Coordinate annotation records

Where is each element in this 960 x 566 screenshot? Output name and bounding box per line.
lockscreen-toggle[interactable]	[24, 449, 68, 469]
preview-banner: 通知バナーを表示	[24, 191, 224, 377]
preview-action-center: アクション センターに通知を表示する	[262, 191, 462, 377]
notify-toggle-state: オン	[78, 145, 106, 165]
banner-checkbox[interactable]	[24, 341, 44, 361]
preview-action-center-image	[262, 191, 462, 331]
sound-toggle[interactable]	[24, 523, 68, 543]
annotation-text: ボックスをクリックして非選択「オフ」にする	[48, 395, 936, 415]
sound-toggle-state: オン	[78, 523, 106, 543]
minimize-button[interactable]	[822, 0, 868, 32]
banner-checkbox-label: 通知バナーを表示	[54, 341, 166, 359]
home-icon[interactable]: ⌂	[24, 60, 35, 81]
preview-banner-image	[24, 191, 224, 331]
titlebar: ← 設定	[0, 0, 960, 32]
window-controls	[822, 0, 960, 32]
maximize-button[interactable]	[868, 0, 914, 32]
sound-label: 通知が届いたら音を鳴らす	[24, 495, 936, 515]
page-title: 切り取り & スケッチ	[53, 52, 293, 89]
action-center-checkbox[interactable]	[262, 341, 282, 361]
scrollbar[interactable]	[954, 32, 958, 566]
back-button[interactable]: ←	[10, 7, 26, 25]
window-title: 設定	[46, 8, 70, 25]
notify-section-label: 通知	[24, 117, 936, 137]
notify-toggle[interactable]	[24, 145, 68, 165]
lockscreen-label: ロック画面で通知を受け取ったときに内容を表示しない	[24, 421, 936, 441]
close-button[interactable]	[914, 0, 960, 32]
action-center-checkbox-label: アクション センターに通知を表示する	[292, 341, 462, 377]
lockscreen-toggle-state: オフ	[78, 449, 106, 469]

EXERCISE DIRECTIONS:
Reproduce these records line for line, with no changes.

WORKED SOLUTION:
Where is each element in this 960 x 566 screenshot? Output name and bounding box per line.
lockscreen-toggle[interactable]	[24, 449, 68, 469]
preview-banner: 通知バナーを表示	[24, 191, 224, 377]
preview-action-center: アクション センターに通知を表示する	[262, 191, 462, 377]
notify-toggle-state: オン	[78, 145, 106, 165]
banner-checkbox[interactable]	[24, 341, 44, 361]
preview-action-center-image	[262, 191, 462, 331]
sound-toggle[interactable]	[24, 523, 68, 543]
annotation-text: ボックスをクリックして非選択「オフ」にする	[48, 395, 936, 415]
sound-toggle-state: オン	[78, 523, 106, 543]
minimize-button[interactable]	[822, 0, 868, 32]
banner-checkbox-label: 通知バナーを表示	[54, 341, 166, 359]
home-icon[interactable]: ⌂	[24, 60, 35, 81]
preview-banner-image	[24, 191, 224, 331]
titlebar: ← 設定	[0, 0, 960, 32]
window-controls	[822, 0, 960, 32]
maximize-button[interactable]	[868, 0, 914, 32]
sound-label: 通知が届いたら音を鳴らす	[24, 495, 936, 515]
page-title: 切り取り & スケッチ	[53, 52, 293, 89]
action-center-checkbox[interactable]	[262, 341, 282, 361]
scrollbar[interactable]	[954, 32, 958, 566]
back-button[interactable]: ←	[10, 7, 26, 25]
window-title: 設定	[46, 8, 70, 25]
notify-section-label: 通知	[24, 117, 936, 137]
notify-toggle[interactable]	[24, 145, 68, 165]
lockscreen-label: ロック画面で通知を受け取ったときに内容を表示しない	[24, 421, 936, 441]
close-button[interactable]	[914, 0, 960, 32]
action-center-checkbox-label: アクション センターに通知を表示する	[292, 341, 462, 377]
lockscreen-toggle-state: オフ	[78, 449, 106, 469]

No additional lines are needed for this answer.